= WHAT YOU NEED TO DO =
The entries need to be copied exactly.

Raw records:
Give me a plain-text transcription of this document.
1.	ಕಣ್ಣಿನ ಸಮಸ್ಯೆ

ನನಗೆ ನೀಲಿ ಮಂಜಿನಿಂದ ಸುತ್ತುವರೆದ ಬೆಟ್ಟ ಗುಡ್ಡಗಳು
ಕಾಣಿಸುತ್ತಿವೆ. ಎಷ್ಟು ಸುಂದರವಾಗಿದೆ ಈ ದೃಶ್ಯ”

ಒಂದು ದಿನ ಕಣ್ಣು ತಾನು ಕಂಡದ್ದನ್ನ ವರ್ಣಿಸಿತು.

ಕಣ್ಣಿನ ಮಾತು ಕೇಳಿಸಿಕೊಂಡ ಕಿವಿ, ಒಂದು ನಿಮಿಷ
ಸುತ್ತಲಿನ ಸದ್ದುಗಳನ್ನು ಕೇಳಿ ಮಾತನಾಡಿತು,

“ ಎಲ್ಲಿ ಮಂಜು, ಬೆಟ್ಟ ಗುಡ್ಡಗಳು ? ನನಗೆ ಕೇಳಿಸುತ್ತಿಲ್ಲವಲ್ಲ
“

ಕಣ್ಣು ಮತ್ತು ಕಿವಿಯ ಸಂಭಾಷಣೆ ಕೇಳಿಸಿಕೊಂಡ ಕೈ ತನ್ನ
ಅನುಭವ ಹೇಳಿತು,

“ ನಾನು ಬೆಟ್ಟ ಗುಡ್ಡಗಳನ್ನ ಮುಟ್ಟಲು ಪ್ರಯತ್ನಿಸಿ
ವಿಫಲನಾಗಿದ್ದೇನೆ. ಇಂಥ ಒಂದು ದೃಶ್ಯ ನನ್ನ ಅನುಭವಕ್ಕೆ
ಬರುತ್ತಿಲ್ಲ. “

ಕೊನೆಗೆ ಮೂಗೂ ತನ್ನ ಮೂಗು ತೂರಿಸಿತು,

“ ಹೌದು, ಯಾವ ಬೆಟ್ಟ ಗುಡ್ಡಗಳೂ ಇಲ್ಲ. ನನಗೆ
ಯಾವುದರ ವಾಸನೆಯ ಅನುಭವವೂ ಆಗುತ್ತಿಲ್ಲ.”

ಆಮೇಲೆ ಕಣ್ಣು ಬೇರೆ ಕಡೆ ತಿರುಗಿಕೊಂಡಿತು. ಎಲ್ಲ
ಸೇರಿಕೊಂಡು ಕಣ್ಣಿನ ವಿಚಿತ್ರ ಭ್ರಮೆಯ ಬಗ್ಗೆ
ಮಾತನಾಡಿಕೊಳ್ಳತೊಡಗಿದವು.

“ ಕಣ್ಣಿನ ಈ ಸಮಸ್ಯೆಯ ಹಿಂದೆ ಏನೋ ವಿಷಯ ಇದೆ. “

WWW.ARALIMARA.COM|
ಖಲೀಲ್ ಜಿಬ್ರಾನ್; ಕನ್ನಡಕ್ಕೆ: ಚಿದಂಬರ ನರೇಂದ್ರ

= FINISHED TASK =
Give me a plain-text transcription of this document.
1.	ಕಣ್ಣಿನ ಸಮಸ್ಯೆ

ನನಗೆ ನೀಲಿ ಮಂಜಿನಿಂದ ಸುತ್ತುವರೆದ ಬೆಟ್ಟ ಗುಡ್ಡಗಳು
ಕಾಣಿಸುತ್ತಿವೆ. ಎಷ್ಟು ಸುಂದರವಾಗಿದೆ ಈ ದೃಶ್ಯ”

ಒಂದು ದಿನ ಕಣ್ಣು ತಾನು ಕಂಡದ್ದನ್ನ ವರ್ಣಿಸಿತು.

ಕಣ್ಣಿನ ಮಾತು ಕೇಳಿಸಿಕೊಂಡ ಕಿವಿ, ಒಂದು ನಿಮಿಷ
ಸುತ್ತಲಿನ ಸದ್ದುಗಳನ್ನು ಕೇಳಿ ಮಾತನಾಡಿತು,

“ ಎಲ್ಲಿ ಮಂಜು, ಬೆಟ್ಟ ಗುಡ್ಡಗಳು ? ನನಗೆ ಕೇಳಿಸುತ್ತಿಲ್ಲವಲ್ಲ
“

ಕಣ್ಣು ಮತ್ತು ಕಿವಿಯ ಸಂಭಾಷಣೆ ಕೇಳಿಸಿಕೊಂಡ ಕೈ ತನ್ನ
ಅನುಭವ ಹೇಳಿತು,

“ ನಾನು ಬೆಟ್ಟ ಗುಡ್ಡಗಳನ್ನ ಮುಟ್ಟಲು ಪ್ರಯತ್ನಿಸಿ
ವಿಫಲನಾಗಿದ್ದೇನೆ. ಇಂಥ ಒಂದು ದೃಶ್ಯ ನನ್ನ ಅನುಭವಕ್ಕೆ
ಬರುತ್ತಿಲ್ಲ. “

ಕೊನೆಗೆ ಮೂಗೂ ತನ್ನ ಮೂಗು ತೂರಿಸಿತು,

“ ಹೌದು, ಯಾವ ಬೆಟ್ಟ ಗುಡ್ಡಗಳೂ ಇಲ್ಲ. ನನಗೆ
ಯಾವುದರ ವಾಸನೆಯ ಅನುಭವವೂ ಆಗುತ್ತಿಲ್ಲ.”

ಆಮೇಲೆ ಕಣ್ಣು ಬೇರೆ ಕಡೆ ತಿರುಗಿಕೊಂಡಿತು. ಎಲ್ಲ
ಸೇರಿಕೊಂಡು ಕಣ್ಣಿನ ವಿಚಿತ್ರ ಭ್ರಮೆಯ ಬಗ್ಗೆ
ಮಾತನಾಡಿಕೊಳ್ಳತೊಡಗಿದವು.

“ ಕಣ್ಣಿನ ಈ ಸಮಸ್ಯೆಯ ಹಿಂದೆ ಏನೋ ವಿಷಯ ಇದೆ. “

WWW.ARALIMARA.COM|
ಖಲೀಲ್ ಜಿಬ್ರಾನ್; ಕನ್ನಡಕ್ಕೆ: ಚಿದಂಬರ ನರೇಂದ್ರ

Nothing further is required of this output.